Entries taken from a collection
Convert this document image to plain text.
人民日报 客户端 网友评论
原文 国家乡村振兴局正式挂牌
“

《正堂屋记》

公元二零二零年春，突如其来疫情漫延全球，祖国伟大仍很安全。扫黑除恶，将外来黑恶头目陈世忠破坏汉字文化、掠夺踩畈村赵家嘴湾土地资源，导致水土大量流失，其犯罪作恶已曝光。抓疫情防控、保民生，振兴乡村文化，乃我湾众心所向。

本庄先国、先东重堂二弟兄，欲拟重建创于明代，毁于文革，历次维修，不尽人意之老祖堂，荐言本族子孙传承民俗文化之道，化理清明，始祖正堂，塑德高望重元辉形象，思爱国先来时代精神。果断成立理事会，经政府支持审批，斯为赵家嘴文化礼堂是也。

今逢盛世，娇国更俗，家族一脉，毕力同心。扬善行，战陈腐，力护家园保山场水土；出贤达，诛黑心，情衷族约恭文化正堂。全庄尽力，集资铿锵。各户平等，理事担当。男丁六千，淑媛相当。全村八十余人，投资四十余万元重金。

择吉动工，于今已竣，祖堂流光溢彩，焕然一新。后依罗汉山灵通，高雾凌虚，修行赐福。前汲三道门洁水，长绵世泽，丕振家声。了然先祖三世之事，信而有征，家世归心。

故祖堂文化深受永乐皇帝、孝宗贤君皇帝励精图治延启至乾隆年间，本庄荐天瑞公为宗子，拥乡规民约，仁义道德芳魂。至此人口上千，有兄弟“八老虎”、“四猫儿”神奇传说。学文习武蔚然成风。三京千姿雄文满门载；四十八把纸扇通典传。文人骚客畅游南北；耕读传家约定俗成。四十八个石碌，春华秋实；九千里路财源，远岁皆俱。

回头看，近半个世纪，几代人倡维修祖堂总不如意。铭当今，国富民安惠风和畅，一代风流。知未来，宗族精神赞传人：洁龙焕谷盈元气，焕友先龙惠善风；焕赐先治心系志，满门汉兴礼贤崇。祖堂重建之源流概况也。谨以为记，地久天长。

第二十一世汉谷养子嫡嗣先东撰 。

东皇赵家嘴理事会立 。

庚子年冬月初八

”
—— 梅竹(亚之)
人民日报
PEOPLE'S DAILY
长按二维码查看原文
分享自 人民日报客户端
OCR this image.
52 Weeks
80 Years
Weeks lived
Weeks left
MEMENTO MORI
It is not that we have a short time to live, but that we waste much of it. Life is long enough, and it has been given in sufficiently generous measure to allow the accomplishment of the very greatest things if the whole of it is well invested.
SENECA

=== Requirement ===
Set down the listing above in full, please, exactly as it appears.

=== Full output ===
Convert this document image to plain text.
人民日报 客户端 网友评论
原文 国家乡村振兴局正式挂牌
“

《正堂屋记》

公元二零二零年春，突如其来疫情漫延全球，祖国伟大仍很安全。扫黑除恶，将外来黑恶头目陈世忠破坏汉字文化、掠夺踩畈村赵家嘴湾土地资源，导致水土大量流失，其犯罪作恶已曝光。抓疫情防控、保民生，振兴乡村文化，乃我湾众心所向。

本庄先国、先东重堂二弟兄，欲拟重建创于明代，毁于文革，历次维修，不尽人意之老祖堂，荐言本族子孙传承民俗文化之道，化理清明，始祖正堂，塑德高望重元辉形象，思爱国先来时代精神。果断成立理事会，经政府支持审批，斯为赵家嘴文化礼堂是也。

今逢盛世，娇国更俗，家族一脉，毕力同心。扬善行，战陈腐，力护家园保山场水土；出贤达，诛黑心，情衷族约恭文化正堂。全庄尽力，集资铿锵。各户平等，理事担当。男丁六千，淑媛相当。全村八十余人，投资四十余万元重金。

择吉动工，于今已竣，祖堂流光溢彩，焕然一新。后依罗汉山灵通，高雾凌虚，修行赐福。前汲三道门洁水，长绵世泽，丕振家声。了然先祖三世之事，信而有征，家世归心。

故祖堂文化深受永乐皇帝、孝宗贤君皇帝励精图治延启至乾隆年间，本庄荐天瑞公为宗子，拥乡规民约，仁义道德芳魂。至此人口上千，有兄弟“八老虎”、“四猫儿”神奇传说。学文习武蔚然成风。三京千姿雄文满门载；四十八把纸扇通典传。文人骚客畅游南北；耕读传家约定俗成。四十八个石碌，春华秋实；九千里路财源，远岁皆俱。

回头看，近半个世纪，几代人倡维修祖堂总不如意。铭当今，国富民安惠风和畅，一代风流。知未来，宗族精神赞传人：洁龙焕谷盈元气，焕友先龙惠善风；焕赐先治心系志，满门汉兴礼贤崇。祖堂重建之源流概况也。谨以为记，地久天长。

第二十一世汉谷养子嫡嗣先东撰 。

东皇赵家嘴理事会立 。

庚子年冬月初八

”
—— 梅竹(亚之)
人民日报
PEOPLE'S DAILY
长按二维码查看原文
分享自 人民日报客户端
OCR this image.
52 Weeks
80 Years
Weeks lived
Weeks left
MEMENTO MORI
It is not that we have a short time to live, but that we waste much of it. Life is long enough, and it has been given in sufficiently generous measure to allow the accomplishment of the very greatest things if the whole of it is well invested.
SENECA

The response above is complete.